Task goal:
Please pull out every line that includes the string "Peter".

Entries supplied:
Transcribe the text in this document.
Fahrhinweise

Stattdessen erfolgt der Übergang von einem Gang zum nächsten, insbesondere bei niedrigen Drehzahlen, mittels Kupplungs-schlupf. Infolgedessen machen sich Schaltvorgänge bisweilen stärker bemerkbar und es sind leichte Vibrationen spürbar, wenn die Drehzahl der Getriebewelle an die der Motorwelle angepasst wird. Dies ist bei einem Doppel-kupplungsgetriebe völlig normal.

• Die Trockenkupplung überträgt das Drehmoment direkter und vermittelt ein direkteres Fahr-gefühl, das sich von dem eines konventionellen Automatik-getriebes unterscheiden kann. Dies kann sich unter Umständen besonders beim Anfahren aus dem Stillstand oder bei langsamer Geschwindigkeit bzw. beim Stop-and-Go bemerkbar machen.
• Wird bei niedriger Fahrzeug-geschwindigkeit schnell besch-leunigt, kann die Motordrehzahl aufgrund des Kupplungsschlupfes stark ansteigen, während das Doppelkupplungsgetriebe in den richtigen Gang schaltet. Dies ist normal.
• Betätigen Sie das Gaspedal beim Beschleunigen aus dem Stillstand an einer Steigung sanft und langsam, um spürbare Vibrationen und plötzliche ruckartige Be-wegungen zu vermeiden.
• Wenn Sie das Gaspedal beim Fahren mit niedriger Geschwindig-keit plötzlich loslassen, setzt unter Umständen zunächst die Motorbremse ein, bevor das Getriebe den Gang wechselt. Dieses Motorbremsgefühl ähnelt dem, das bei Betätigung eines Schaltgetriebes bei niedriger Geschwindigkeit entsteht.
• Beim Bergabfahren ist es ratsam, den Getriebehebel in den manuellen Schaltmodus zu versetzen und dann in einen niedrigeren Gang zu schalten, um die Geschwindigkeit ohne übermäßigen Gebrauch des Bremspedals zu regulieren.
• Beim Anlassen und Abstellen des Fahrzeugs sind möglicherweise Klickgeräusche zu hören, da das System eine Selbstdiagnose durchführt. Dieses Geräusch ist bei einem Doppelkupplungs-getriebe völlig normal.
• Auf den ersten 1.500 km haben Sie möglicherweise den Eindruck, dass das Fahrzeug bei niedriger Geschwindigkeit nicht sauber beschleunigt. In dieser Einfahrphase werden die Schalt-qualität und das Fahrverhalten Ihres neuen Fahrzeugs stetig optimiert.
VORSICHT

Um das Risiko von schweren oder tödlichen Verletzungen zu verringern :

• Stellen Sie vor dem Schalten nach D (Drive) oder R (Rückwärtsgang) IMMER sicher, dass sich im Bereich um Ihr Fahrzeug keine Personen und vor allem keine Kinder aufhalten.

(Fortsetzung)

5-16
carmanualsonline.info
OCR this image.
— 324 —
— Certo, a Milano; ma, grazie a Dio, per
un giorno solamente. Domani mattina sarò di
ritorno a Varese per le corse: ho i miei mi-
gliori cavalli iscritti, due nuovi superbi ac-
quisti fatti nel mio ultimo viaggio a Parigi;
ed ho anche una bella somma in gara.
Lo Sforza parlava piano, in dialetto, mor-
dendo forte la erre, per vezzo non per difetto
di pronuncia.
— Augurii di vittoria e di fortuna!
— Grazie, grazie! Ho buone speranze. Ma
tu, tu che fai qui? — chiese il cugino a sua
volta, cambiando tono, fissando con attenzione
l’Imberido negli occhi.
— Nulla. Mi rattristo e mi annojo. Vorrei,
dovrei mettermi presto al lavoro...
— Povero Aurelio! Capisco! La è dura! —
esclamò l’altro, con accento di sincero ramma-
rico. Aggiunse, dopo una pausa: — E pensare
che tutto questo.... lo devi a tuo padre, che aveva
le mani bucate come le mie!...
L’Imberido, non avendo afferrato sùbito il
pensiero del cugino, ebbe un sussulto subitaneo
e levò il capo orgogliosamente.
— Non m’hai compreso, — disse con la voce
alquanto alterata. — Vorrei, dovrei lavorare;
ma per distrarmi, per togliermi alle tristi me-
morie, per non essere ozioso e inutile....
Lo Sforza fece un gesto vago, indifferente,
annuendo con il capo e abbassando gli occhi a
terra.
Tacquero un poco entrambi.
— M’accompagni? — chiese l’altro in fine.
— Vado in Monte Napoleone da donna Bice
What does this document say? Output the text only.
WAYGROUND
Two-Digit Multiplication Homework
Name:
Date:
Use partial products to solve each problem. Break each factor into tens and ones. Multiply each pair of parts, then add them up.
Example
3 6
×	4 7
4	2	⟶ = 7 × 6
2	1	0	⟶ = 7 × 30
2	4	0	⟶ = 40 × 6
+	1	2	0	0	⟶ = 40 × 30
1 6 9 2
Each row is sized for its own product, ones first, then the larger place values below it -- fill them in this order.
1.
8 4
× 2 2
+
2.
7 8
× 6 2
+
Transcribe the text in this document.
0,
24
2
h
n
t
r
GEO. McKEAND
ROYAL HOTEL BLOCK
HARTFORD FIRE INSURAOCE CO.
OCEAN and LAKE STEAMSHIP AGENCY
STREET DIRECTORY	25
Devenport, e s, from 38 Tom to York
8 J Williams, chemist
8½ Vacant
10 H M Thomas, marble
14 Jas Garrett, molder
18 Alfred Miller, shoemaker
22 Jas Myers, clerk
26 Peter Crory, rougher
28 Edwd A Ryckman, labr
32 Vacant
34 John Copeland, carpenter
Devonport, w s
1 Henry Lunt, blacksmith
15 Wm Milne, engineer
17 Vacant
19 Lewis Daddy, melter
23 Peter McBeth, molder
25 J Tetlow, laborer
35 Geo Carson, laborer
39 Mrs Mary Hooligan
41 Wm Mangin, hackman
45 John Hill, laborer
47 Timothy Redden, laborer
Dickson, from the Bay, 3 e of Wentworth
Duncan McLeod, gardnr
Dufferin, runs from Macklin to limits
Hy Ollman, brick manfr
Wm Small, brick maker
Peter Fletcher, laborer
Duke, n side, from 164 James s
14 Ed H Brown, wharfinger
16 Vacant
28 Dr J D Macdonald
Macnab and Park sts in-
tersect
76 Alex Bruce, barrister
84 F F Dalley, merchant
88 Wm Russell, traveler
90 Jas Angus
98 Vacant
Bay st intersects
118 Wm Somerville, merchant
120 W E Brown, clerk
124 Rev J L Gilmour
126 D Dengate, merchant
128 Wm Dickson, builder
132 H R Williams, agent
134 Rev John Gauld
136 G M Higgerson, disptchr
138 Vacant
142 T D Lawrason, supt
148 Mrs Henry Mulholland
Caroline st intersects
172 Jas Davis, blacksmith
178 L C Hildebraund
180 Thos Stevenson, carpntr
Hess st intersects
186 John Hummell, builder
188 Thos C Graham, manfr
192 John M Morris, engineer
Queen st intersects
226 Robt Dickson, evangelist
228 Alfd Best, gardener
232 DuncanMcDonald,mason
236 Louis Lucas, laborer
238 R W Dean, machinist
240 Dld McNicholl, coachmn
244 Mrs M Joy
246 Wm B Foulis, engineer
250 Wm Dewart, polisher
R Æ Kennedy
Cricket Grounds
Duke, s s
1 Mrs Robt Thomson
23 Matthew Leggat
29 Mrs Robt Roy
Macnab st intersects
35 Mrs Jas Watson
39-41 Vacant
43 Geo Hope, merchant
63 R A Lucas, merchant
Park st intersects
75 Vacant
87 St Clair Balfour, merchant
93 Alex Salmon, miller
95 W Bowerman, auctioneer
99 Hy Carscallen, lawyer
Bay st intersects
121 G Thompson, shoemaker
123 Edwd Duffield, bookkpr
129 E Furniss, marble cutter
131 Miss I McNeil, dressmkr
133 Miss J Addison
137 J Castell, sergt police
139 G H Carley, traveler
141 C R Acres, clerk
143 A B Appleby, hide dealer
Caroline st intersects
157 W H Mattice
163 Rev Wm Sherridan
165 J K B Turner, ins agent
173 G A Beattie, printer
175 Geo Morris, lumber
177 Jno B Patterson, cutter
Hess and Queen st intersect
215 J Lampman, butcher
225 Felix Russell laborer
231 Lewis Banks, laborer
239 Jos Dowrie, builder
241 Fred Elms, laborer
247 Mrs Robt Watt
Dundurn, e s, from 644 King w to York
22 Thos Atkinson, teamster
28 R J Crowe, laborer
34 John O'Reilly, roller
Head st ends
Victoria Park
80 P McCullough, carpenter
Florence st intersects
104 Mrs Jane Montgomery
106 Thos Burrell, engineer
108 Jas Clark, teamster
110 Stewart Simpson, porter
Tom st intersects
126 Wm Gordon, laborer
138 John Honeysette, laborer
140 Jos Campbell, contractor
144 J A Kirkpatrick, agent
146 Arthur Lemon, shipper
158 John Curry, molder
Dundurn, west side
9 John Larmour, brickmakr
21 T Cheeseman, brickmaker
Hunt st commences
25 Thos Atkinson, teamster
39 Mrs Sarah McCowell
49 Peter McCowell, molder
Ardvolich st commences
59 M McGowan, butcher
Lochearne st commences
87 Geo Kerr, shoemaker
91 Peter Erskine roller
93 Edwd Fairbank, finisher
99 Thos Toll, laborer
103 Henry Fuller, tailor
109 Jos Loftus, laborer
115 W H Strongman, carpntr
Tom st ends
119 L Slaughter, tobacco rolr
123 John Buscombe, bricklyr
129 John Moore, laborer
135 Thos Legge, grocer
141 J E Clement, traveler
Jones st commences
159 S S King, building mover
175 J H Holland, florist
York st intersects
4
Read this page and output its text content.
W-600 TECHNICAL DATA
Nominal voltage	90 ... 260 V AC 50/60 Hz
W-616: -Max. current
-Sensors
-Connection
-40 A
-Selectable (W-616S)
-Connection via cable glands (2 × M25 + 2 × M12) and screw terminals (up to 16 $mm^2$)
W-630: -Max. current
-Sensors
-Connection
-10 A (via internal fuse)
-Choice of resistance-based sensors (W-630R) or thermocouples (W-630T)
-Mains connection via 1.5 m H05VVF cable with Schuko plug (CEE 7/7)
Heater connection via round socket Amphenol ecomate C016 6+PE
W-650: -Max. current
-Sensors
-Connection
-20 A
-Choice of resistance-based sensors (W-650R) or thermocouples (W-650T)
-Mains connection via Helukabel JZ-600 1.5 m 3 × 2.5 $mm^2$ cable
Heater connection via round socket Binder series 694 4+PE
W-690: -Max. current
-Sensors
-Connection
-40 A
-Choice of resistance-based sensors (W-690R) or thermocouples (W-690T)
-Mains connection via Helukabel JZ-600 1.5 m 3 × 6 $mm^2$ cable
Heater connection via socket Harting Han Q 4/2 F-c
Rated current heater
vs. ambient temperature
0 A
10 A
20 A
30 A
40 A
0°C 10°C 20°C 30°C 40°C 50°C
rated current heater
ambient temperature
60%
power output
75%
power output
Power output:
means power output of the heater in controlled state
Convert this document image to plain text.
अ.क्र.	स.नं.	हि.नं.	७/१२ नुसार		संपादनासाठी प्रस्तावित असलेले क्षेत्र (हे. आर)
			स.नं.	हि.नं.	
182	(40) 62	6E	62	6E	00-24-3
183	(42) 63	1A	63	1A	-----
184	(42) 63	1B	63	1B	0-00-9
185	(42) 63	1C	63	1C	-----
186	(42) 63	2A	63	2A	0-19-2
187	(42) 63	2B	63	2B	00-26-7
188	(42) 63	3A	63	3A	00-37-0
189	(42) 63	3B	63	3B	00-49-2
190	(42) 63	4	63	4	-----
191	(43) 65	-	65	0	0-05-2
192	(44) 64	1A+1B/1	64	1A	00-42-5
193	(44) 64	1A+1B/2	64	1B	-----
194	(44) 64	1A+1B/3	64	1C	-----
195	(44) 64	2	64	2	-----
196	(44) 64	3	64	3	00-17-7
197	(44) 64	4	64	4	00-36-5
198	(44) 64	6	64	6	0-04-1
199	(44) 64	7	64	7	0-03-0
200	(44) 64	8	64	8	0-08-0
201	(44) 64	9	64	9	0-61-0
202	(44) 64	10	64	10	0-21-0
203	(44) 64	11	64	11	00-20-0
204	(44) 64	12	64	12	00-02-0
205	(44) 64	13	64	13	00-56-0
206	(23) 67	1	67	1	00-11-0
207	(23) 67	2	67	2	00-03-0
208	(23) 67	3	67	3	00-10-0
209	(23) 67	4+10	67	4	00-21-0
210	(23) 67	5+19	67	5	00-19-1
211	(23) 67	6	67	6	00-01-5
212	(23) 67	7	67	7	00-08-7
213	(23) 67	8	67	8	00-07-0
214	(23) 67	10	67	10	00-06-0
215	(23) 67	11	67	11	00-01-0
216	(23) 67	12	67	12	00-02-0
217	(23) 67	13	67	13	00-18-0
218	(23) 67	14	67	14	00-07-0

Solution to this problem:
26 Peter Crory, rougher
23 Peter McBeth, molder
Peter Fletcher, laborer
49 Peter McCowell, molder
91 Peter Erskine roller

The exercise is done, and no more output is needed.